## begin

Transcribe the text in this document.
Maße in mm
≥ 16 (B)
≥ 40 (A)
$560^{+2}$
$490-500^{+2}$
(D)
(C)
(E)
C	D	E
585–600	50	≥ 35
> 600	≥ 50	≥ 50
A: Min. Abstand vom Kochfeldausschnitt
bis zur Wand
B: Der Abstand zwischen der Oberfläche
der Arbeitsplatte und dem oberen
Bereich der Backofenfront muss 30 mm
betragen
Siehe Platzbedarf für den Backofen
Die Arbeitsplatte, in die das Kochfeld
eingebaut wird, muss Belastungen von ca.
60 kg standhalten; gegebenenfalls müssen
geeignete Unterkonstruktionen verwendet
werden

## end

Your task
Copy out each record, keeping every word as it is.

Response to the task
Transcribe the text in this document.
Maße in mm
≥ 16 (B)
≥ 40 (A)
$560^{+2}$
$490-500^{+2}$
(D)
(C)
(E)
C	D	E
585–600	50	≥ 35
> 600	≥ 50	≥ 50
A: Min. Abstand vom Kochfeldausschnitt
bis zur Wand
B: Der Abstand zwischen der Oberfläche
der Arbeitsplatte und dem oberen
Bereich der Backofenfront muss 30 mm
betragen
Siehe Platzbedarf für den Backofen
Die Arbeitsplatte, in die das Kochfeld
eingebaut wird, muss Belastungen von ca.
60 kg standhalten; gegebenenfalls müssen
geeignete Unterkonstruktionen verwendet
werden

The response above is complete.